## WRITTEN EXERCISE:
The listing below should be printed exactly, every line of it. Skip the pictures.

## RECORDS SHOWN:

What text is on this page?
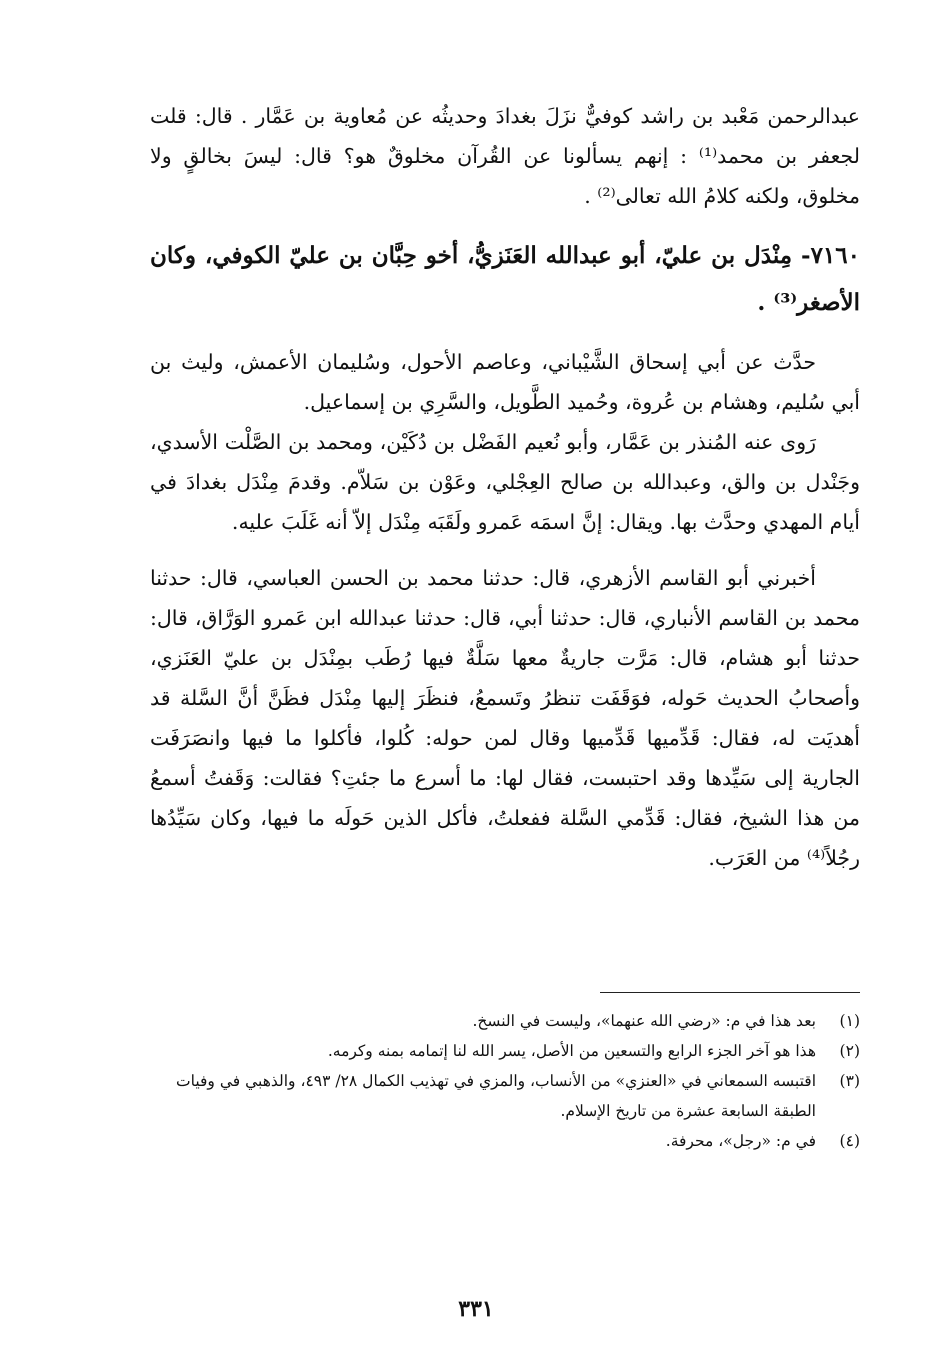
عبدالرحمن مَعْبد بن راشد كوفيٌّ نزَلَ بغدادَ وحديثُه عن مُعاوية بن عَمَّار . قال: قلت لجعفر بن محمد⁽¹⁾ : إنهم يسألونا عن القُرآن مخلوقٌ هو؟ قال: ليسَ بخالقٍ ولا مخلوق، ولكنه كلامُ الله تعالى⁽²⁾ .

٧١٦٠- مِنْدَل بن عليّ، أبو عبدالله العَنَزيُّ، أخو حِبَّان بن عليّ الكوفي، وكان الأصغر⁽³⁾ .

حدَّث عن أبي إسحاق الشَّيْباني، وعاصم الأحول، وسُليمان الأعمش، وليث بن أبي سُليم، وهشام بن عُروة، وحُميد الطَّويل، والسَّرِي بن إسماعيل.

رَوى عنه المُنذر بن عَمَّار، وأبو نُعيم الفَضْل بن دُكَيْن، ومحمد بن الصَّلْت الأسدي، وجَنْدل بن والق، وعبدالله بن صالح العِجْلي، وعَوْن بن سَلاّم. وقدمَ مِنْدَل بغدادَ في أيام المهدي وحدَّث بها. ويقال: إنَّ اسمَه عَمرو ولَقَبَه مِنْدَل إلاّ أنه غَلَبَ عليه.

أخبرني أبو القاسم الأزهري، قال: حدثنا محمد بن الحسن العباسي، قال: حدثنا محمد بن القاسم الأنباري، قال: حدثنا أبي، قال: حدثنا عبدالله ابن عَمرو الوَرَّاق، قال: حدثنا أبو هشام، قال: مَرَّت جاريةٌ معها سَلَّةٌ فيها رُطَب بمِنْدَل بن عليّ العَنَزي، وأصحابُ الحديث حَوله، فوَقَفَت تنظرُ وتَسمعُ، فنظَرَ إليها مِنْدَل فظَنَّ أنَّ السَّلة قد أهديَت له، فقال: قَدِّميها قَدِّميها وقال لمن حوله: كُلوا، فأكلوا ما فيها وانصَرَفَت الجارية إلى سَيِّدها وقد احتبست، فقال لها: ما أسرع ما جئتِ؟ فقالت: وَقَفتُ أسمعُ من هذا الشيخ، فقال: قَدِّمي السَّلة ففعلتُ، فأكل الذين حَولَه ما فيها، وكان سَيِّدُها رجُلاً⁽⁴⁾ من العَرَب.

(١)
بعد هذا في م: «رضي الله عنهما»، وليست في النسخ.

(٢)
هذا هو آخر الجزء الرابع والتسعين من الأصل، يسر الله لنا إتمامه بمنه وكرمه.

(٣)
اقتبسه السمعاني في «العنزي» من الأنساب، والمزي في تهذيب الكمال ٢٨/ ٤٩٣، والذهبي في وفيات الطبقة السابعة عشرة من تاريخ الإسلام.

(٤)
في م: «رجل»، محرفة.

٣٣١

## SOLUTION:
What text is on this page?
عبدالرحمن مَعْبد بن راشد كوفيٌّ نزَلَ بغدادَ وحديثُه عن مُعاوية بن عَمَّار . قال: قلت لجعفر بن محمد⁽¹⁾ : إنهم يسألونا عن القُرآن مخلوقٌ هو؟ قال: ليسَ بخالقٍ ولا مخلوق، ولكنه كلامُ الله تعالى⁽²⁾ .

٧١٦٠- مِنْدَل بن عليّ، أبو عبدالله العَنَزيُّ، أخو حِبَّان بن عليّ الكوفي، وكان الأصغر⁽³⁾ .

حدَّث عن أبي إسحاق الشَّيْباني، وعاصم الأحول، وسُليمان الأعمش، وليث بن أبي سُليم، وهشام بن عُروة، وحُميد الطَّويل، والسَّرِي بن إسماعيل.

رَوى عنه المُنذر بن عَمَّار، وأبو نُعيم الفَضْل بن دُكَيْن، ومحمد بن الصَّلْت الأسدي، وجَنْدل بن والق، وعبدالله بن صالح العِجْلي، وعَوْن بن سَلاّم. وقدمَ مِنْدَل بغدادَ في أيام المهدي وحدَّث بها. ويقال: إنَّ اسمَه عَمرو ولَقَبَه مِنْدَل إلاّ أنه غَلَبَ عليه.

أخبرني أبو القاسم الأزهري، قال: حدثنا محمد بن الحسن العباسي، قال: حدثنا محمد بن القاسم الأنباري، قال: حدثنا أبي، قال: حدثنا عبدالله ابن عَمرو الوَرَّاق، قال: حدثنا أبو هشام، قال: مَرَّت جاريةٌ معها سَلَّةٌ فيها رُطَب بمِنْدَل بن عليّ العَنَزي، وأصحابُ الحديث حَوله، فوَقَفَت تنظرُ وتَسمعُ، فنظَرَ إليها مِنْدَل فظَنَّ أنَّ السَّلة قد أهديَت له، فقال: قَدِّميها قَدِّميها وقال لمن حوله: كُلوا، فأكلوا ما فيها وانصَرَفَت الجارية إلى سَيِّدها وقد احتبست، فقال لها: ما أسرع ما جئتِ؟ فقالت: وَقَفتُ أسمعُ من هذا الشيخ، فقال: قَدِّمي السَّلة ففعلتُ، فأكل الذين حَولَه ما فيها، وكان سَيِّدُها رجُلاً⁽⁴⁾ من العَرَب.

(١)
بعد هذا في م: «رضي الله عنهما»، وليست في النسخ.

(٢)
هذا هو آخر الجزء الرابع والتسعين من الأصل، يسر الله لنا إتمامه بمنه وكرمه.

(٣)
اقتبسه السمعاني في «العنزي» من الأنساب، والمزي في تهذيب الكمال ٢٨/ ٤٩٣، والذهبي في وفيات الطبقة السابعة عشرة من تاريخ الإسلام.

(٤)
في م: «رجل»، محرفة.

٣٣١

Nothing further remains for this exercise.